§ **What to do**:
1 > Answer these questions from the text about making up missed fasts:
(a) What did the asker's parents use to think swallowing saliva did?
(b) According to the reply, when do missed fasts not need to be made up?
(c) What is the general view on whether the fast of a person who does not pray is accepted?
2 > Carry on the text about making up missed fasts, starting after its last sentence.

§ **Article**:
------------------------

AO, what is the verdict for covering missed fasts? I grew up a Muslim but was never taught to pray & when I was young my parents discouraged me to fast bc they thought I couldn't handle it. Also they use to think swallowing saliva broke the fast so it felt impossible for me. For these reasons I missed a few years of fasting. Do I have to count and make them all up. Also I fasted before I started praying regularly. Idk if those technically counted. I feel it may be hundreds at this point. JZK

Alaikumassalam wa rahmatullah,

If your missed years of fasting happened after reaching puberty, then those fasts have to be made up according to the majority view. But if they happened before puberty, they do not need to be made up.

As for whether the fast is accepted of a person who does not pray, the general view is that it is not accepted. But I cannot find opinions on how this applies to someone who did not pray due to a lack of knowledge.

------------------------

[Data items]

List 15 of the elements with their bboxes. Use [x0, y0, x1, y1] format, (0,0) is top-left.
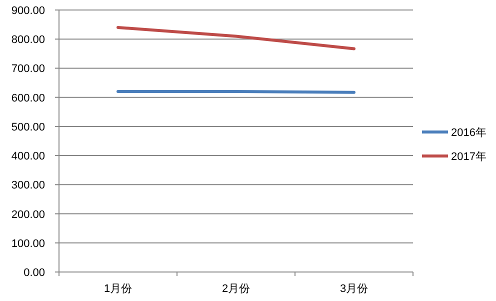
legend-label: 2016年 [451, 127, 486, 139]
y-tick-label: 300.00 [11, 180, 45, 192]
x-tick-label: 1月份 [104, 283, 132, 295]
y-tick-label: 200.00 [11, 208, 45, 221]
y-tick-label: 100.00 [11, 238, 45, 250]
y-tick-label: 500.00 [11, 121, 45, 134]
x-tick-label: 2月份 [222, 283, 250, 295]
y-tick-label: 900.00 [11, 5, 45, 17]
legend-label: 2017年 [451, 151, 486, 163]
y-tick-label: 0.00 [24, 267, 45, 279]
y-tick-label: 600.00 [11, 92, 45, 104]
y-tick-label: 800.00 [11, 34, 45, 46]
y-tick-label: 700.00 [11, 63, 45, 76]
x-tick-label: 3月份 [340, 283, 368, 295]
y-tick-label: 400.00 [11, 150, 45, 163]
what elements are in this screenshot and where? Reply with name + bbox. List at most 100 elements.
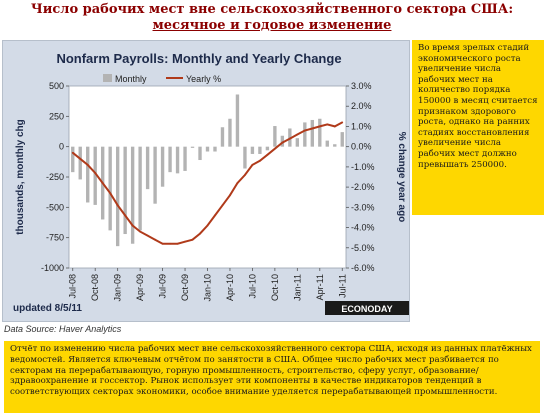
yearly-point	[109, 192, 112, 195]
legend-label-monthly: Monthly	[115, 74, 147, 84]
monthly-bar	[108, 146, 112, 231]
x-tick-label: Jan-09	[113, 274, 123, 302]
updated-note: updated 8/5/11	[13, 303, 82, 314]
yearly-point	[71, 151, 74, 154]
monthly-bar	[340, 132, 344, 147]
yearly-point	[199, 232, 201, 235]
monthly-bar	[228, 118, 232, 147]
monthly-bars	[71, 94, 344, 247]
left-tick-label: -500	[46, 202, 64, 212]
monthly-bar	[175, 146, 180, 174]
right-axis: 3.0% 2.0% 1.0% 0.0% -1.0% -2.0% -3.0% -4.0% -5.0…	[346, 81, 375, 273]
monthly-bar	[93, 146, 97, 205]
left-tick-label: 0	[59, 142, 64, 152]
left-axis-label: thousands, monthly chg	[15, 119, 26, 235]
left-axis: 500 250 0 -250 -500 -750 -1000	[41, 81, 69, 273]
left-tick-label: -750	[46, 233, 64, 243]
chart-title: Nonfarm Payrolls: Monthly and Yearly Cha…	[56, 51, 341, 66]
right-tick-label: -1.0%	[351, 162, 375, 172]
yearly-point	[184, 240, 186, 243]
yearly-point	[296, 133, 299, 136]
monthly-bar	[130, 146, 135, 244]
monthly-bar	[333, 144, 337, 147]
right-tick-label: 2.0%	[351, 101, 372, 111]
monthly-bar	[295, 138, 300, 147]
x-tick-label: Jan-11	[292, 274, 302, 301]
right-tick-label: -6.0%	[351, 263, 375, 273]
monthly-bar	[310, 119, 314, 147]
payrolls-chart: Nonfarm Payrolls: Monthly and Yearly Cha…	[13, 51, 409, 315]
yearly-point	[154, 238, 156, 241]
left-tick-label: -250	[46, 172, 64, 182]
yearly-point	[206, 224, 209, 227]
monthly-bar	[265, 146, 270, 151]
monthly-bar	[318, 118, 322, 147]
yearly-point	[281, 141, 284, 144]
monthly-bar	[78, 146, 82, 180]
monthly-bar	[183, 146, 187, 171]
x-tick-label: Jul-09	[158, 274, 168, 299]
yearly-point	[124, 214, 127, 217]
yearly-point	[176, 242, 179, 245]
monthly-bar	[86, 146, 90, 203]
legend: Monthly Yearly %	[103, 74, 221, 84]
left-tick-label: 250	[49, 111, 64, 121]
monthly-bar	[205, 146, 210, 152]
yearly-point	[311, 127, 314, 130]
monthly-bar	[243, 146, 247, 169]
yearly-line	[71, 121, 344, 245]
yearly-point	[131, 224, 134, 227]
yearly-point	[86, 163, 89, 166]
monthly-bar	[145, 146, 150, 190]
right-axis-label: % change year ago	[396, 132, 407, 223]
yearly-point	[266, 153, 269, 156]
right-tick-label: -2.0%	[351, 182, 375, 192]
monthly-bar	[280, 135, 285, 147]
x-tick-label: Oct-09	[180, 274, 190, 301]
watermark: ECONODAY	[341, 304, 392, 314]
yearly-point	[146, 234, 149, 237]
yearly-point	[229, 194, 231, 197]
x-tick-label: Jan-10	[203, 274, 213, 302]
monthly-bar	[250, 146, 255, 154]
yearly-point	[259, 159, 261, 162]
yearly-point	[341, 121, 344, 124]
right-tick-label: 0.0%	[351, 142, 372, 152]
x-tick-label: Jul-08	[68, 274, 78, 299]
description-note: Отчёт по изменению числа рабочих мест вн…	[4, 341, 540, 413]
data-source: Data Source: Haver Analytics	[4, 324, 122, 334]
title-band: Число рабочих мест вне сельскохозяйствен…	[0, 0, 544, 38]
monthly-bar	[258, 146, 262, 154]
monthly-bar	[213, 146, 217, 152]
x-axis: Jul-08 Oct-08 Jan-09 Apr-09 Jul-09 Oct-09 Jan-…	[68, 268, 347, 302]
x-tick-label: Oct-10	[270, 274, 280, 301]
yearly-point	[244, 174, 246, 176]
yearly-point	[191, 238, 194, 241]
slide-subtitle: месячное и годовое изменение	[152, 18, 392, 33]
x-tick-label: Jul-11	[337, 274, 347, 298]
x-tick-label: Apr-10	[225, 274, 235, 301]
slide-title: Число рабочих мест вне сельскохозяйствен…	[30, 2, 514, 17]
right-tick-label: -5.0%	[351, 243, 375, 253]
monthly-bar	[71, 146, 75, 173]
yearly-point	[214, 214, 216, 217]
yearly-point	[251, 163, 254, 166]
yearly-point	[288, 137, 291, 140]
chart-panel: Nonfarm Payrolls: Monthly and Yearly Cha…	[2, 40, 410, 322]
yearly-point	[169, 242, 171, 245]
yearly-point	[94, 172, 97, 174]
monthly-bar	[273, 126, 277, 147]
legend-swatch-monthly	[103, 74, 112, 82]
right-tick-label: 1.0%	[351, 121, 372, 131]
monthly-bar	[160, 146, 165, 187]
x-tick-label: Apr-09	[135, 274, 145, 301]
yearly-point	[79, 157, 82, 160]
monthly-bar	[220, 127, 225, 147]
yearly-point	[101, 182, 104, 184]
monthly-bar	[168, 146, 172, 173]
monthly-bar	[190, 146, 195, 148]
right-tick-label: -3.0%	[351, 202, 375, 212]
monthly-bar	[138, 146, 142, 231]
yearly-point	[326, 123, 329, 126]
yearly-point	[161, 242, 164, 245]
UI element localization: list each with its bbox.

------------------------

§ **Responses per task**:
1 >
(a) They thought swallowing saliva broke the fast.
(b) Missed fasts do not need to be made up if they happened before puberty.
(c) The general view is that it is not accepted.

2 >
However, Ibn Taymiyya’s view is that a person who abandons the prayer or fasting and then makes repentance and starts doing them again, such a person does not need to make up any missed prayers or fasts. His view is that since becoming Muslim causes a non-Muslim to have all their sins erased and does not require them to make up any missed duties before Islam, a Muslim should also enjoy the same privilege when they repent, otherwise repenting becomes torture for them. I believe that Ibn Taymiyya’s view is at least as valid as the other views, and since it makes life easier, it may be the best one to follow. So if you follow Ibn Taymiyyah’s view, you do not need to make up any fasts or prayers that you missed before you started practicing Islam correctly.

I am not a mufti so I cannot tell you which view to follow. Just to be extra safe you could start fasting Mondays and Thursdays until you make up all the fasts you may have missed after puberty, but my own view would be that those fasts do not need to be made up (following Ibn Taymiyya’s view).